------ Provided passage ------

LOS ANGELES (Hollywood Reporter) - When Sonic Youth began its encore Thursday at the Wiltern LG with the eloquent, longish "Turquoise Boy," it was the set's sixth consecutive song from the band's new album. And the fans who had been yelling for oldies all night were practically begging.
Some audibly groused. Others split. But all was made right with the opening chimes of "Teen Age Riot," from the landmark 1988 album "Daydream Nation." The onstage ruckus devolved into precision chaos as Lee Ranaldo ran a bow across his guitar during a four-piece feedback fest that ended with Ranaldo and Thurston Moore crossing their guitars overhead and mashing the strings together.

------ Supplied information ------

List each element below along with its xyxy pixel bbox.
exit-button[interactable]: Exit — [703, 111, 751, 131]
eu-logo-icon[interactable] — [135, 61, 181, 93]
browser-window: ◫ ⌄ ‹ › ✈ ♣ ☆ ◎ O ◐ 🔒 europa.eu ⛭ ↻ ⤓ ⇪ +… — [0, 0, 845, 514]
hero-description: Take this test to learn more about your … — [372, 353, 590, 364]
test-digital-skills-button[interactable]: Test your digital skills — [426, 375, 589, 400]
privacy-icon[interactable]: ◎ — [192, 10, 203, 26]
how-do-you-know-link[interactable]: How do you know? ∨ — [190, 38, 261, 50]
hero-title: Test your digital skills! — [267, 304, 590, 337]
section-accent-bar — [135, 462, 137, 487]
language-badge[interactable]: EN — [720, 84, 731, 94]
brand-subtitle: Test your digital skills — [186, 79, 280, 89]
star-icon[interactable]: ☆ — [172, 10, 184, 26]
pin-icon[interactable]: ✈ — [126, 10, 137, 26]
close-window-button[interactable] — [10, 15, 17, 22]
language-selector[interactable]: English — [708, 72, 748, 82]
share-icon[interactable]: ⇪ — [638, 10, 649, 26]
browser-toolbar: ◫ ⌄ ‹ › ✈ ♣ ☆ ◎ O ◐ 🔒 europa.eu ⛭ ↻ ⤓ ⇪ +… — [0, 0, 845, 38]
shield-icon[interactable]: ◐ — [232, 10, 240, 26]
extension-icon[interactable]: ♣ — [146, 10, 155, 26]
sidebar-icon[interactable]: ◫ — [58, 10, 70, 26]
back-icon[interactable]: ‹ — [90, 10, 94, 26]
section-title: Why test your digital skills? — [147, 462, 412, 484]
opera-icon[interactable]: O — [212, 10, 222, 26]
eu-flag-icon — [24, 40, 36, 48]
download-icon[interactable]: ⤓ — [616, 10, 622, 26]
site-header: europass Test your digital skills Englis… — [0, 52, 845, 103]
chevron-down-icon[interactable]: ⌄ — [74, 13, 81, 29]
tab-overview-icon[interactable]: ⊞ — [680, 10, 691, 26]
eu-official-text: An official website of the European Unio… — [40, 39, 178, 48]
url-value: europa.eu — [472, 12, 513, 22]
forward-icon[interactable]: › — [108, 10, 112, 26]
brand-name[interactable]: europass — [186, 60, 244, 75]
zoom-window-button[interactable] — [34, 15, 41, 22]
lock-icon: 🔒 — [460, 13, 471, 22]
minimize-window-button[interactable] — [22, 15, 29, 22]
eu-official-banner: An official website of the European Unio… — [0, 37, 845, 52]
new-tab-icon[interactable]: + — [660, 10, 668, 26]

------

What you will do:
a: Answer these questions from the concert review above, one line each:
(i) At which venue did Sonic Youth play on Thursday?
(ii) What song did the band start its encore with?
(iii) Which album and year does "Teen Age Riot" come from?
b: Rewrite the paragraph of the concert review beginning "Some audibly groused" in shorter form, keeping its main facts.

Replies:
a:
(i) The Wiltern LG
(ii) "Turquoise Boy"
(iii) "Daydream Nation," from 1988

b: Some fans complained and others left, but the opening chimes of "Teen Age Riot," from the landmark 1988 album "Daydream Nation," set things right. The stage turned to precision chaos. Lee Ranaldo bowed his guitar during a four-piece feedback fest, which ended with Ranaldo and Thurston Moore crossing their guitars overhead and mashing the strings together.